====== Information supplied ======
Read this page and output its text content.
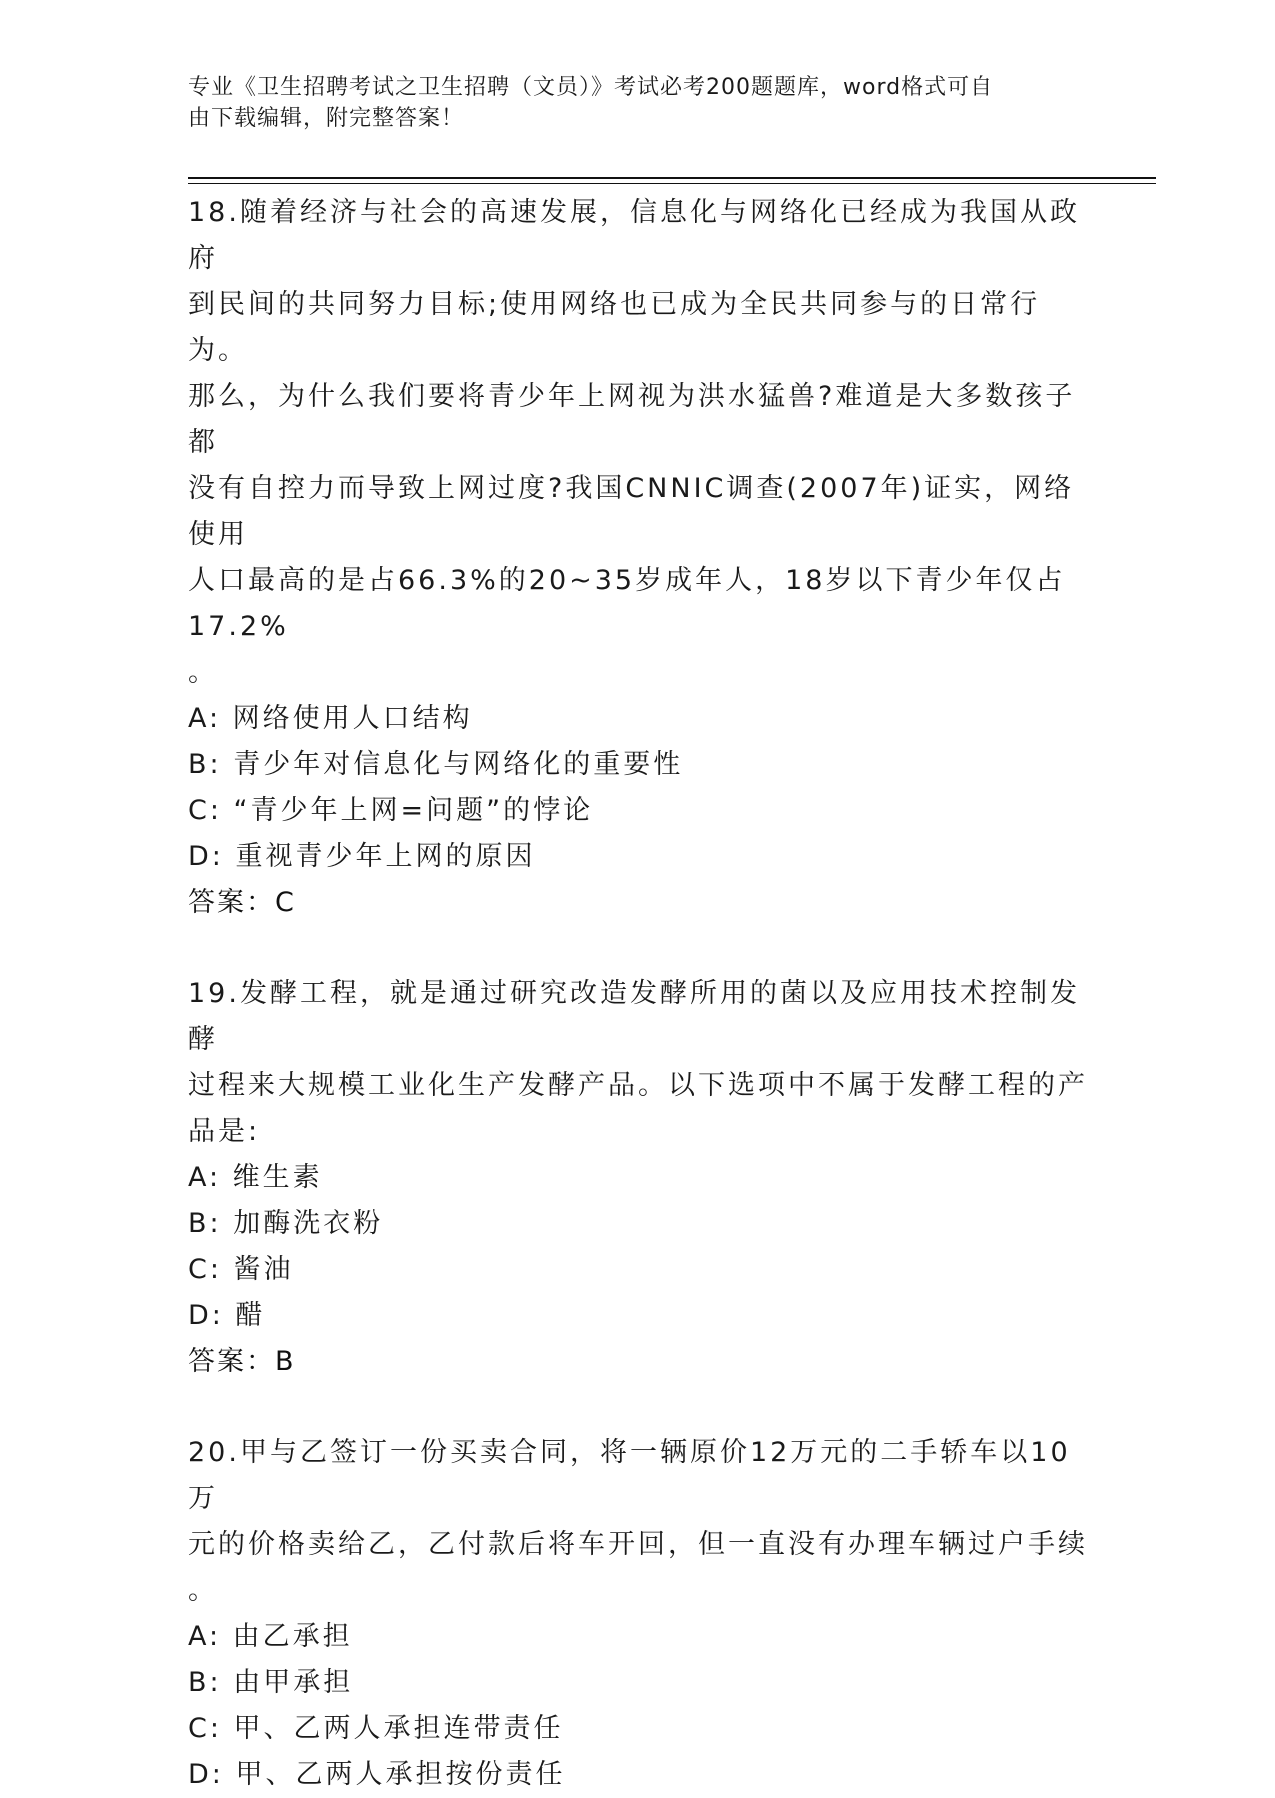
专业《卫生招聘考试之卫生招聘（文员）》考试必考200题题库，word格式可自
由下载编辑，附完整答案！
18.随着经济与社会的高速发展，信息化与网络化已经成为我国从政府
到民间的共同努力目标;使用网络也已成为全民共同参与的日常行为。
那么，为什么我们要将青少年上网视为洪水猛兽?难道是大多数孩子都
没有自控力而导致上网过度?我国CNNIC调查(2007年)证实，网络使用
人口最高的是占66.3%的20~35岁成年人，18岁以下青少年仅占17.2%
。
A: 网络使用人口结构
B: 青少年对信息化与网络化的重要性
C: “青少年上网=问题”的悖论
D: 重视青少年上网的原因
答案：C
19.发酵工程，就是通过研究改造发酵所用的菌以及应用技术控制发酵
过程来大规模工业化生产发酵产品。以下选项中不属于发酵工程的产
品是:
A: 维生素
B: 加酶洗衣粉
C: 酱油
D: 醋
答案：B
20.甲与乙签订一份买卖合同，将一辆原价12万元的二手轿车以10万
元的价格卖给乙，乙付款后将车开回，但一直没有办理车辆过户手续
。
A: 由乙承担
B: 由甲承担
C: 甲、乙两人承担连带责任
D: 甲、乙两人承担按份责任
======
### Aim
Copy every line above word for word and exclude the pictures.

### Correct response
Read this page and output its text content.
专业《卫生招聘考试之卫生招聘（文员）》考试必考200题题库，word格式可自
由下载编辑，附完整答案！
18.随着经济与社会的高速发展，信息化与网络化已经成为我国从政府
到民间的共同努力目标;使用网络也已成为全民共同参与的日常行为。
那么，为什么我们要将青少年上网视为洪水猛兽?难道是大多数孩子都
没有自控力而导致上网过度?我国CNNIC调查(2007年)证实，网络使用
人口最高的是占66.3%的20~35岁成年人，18岁以下青少年仅占17.2%
。
A: 网络使用人口结构
B: 青少年对信息化与网络化的重要性
C: “青少年上网=问题”的悖论
D: 重视青少年上网的原因
答案：C
19.发酵工程，就是通过研究改造发酵所用的菌以及应用技术控制发酵
过程来大规模工业化生产发酵产品。以下选项中不属于发酵工程的产
品是:
A: 维生素
B: 加酶洗衣粉
C: 酱油
D: 醋
答案：B
20.甲与乙签订一份买卖合同，将一辆原价12万元的二手轿车以10万
元的价格卖给乙，乙付款后将车开回，但一直没有办理车辆过户手续
。
A: 由乙承担
B: 由甲承担
C: 甲、乙两人承担连带责任
D: 甲、乙两人承担按份责任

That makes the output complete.